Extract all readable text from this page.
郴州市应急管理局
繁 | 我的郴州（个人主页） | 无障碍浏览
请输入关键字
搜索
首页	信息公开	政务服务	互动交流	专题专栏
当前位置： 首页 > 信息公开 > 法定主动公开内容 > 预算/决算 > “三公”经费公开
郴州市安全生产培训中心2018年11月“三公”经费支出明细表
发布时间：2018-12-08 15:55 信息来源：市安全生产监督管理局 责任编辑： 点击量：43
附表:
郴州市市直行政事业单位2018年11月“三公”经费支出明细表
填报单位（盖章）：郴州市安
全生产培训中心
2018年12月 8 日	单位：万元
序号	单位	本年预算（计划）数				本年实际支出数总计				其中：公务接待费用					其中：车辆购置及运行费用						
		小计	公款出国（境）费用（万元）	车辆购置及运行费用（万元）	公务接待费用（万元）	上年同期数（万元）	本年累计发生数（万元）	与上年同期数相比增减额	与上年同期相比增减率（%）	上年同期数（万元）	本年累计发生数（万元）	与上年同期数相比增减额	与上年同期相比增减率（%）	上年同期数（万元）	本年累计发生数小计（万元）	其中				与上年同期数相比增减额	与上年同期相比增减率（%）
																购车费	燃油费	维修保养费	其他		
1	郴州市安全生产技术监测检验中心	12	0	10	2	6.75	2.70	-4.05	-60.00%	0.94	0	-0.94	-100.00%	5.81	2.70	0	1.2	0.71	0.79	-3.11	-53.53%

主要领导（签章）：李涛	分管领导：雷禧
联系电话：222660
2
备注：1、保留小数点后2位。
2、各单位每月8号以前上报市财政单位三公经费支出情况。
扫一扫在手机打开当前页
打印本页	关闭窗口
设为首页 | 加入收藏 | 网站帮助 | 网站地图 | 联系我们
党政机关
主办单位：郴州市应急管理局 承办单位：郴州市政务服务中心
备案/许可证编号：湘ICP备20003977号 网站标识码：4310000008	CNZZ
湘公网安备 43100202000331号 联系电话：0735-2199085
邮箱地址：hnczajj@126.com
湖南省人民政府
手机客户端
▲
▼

What the task asks:
Your task is to transcribe the listing above in full, exactly as given.

Reply:
Extract all readable text from this page.
郴州市应急管理局
繁 | 我的郴州（个人主页） | 无障碍浏览
请输入关键字
搜索
首页	信息公开	政务服务	互动交流	专题专栏
当前位置： 首页 > 信息公开 > 法定主动公开内容 > 预算/决算 > “三公”经费公开
郴州市安全生产培训中心2018年11月“三公”经费支出明细表
发布时间：2018-12-08 15:55 信息来源：市安全生产监督管理局 责任编辑： 点击量：43
附表:
郴州市市直行政事业单位2018年11月“三公”经费支出明细表
填报单位（盖章）：郴州市安
全生产培训中心
2018年12月 8 日	单位：万元
序号	单位	本年预算（计划）数				本年实际支出数总计				其中：公务接待费用					其中：车辆购置及运行费用						
		小计	公款出国（境）费用（万元）	车辆购置及运行费用（万元）	公务接待费用（万元）	上年同期数（万元）	本年累计发生数（万元）	与上年同期数相比增减额	与上年同期相比增减率（%）	上年同期数（万元）	本年累计发生数（万元）	与上年同期数相比增减额	与上年同期相比增减率（%）	上年同期数（万元）	本年累计发生数小计（万元）	其中				与上年同期数相比增减额	与上年同期相比增减率（%）
																购车费	燃油费	维修保养费	其他		
1	郴州市安全生产技术监测检验中心	12	0	10	2	6.75	2.70	-4.05	-60.00%	0.94	0	-0.94	-100.00%	5.81	2.70	0	1.2	0.71	0.79	-3.11	-53.53%

主要领导（签章）：李涛	分管领导：雷禧
联系电话：222660
2
备注：1、保留小数点后2位。
2、各单位每月8号以前上报市财政单位三公经费支出情况。
扫一扫在手机打开当前页
打印本页	关闭窗口
设为首页 | 加入收藏 | 网站帮助 | 网站地图 | 联系我们
党政机关
主办单位：郴州市应急管理局 承办单位：郴州市政务服务中心
备案/许可证编号：湘ICP备20003977号 网站标识码：4310000008	CNZZ
湘公网安备 43100202000331号 联系电话：0735-2199085
邮箱地址：hnczajj@126.com
湖南省人民政府
手机客户端
▲
▼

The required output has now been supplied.